## Aim
Scan the entries below and extract each line with the word "JSON" in it.

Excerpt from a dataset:
-=-=-=-=-

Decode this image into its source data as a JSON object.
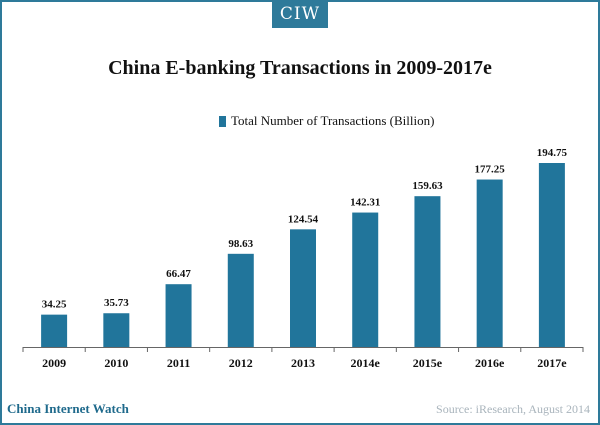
{
  "brand": {
    "badge": "CIW",
    "footer_left": "China Internet Watch",
    "footer_right": "Source: iResearch,  August  2014"
  },
  "chart_data": {
    "type": "bar",
    "title": "China E-banking Transactions in 2009-2017e",
    "categories": [
      "2009",
      "2010",
      "2011",
      "2012",
      "2013",
      "2014e",
      "2015e",
      "2016e",
      "2017e"
    ],
    "series": [
      {
        "name": "Total Number of Transactions (Billion)",
        "values": [
          34.25,
          35.73,
          66.47,
          98.63,
          124.54,
          142.31,
          159.63,
          177.25,
          194.75
        ]
      }
    ],
    "value_labels": [
      "34.25",
      "35.73",
      "66.47",
      "98.63",
      "124.54",
      "142.31",
      "159.63",
      "177.25",
      "194.75"
    ],
    "ylim": [
      0,
      194.75
    ],
    "grid": false,
    "legend_position": "top-center",
    "bar_color": "#21759b"
  }
}
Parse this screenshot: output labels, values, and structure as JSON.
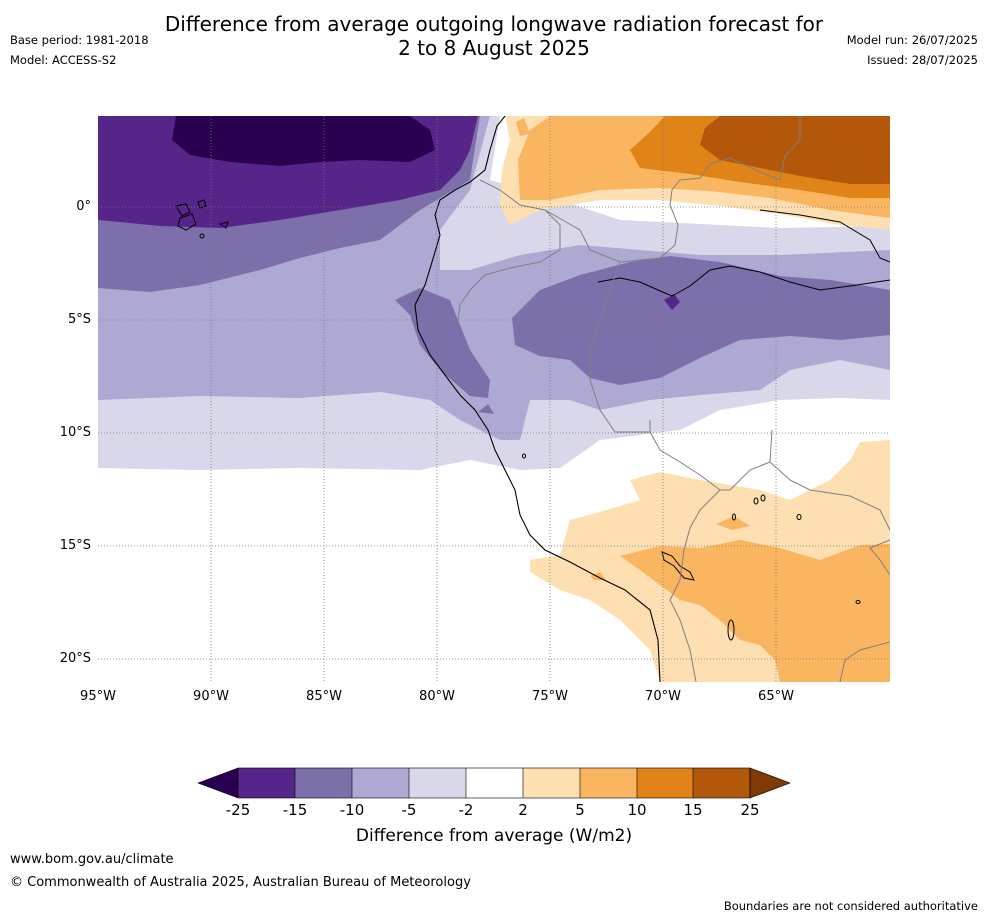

-=-=-=-=-

## Answer to the exercise
Decode this image into its source data as a JSON object.
Parse this screenshot: output labels, values, and structure as JSON.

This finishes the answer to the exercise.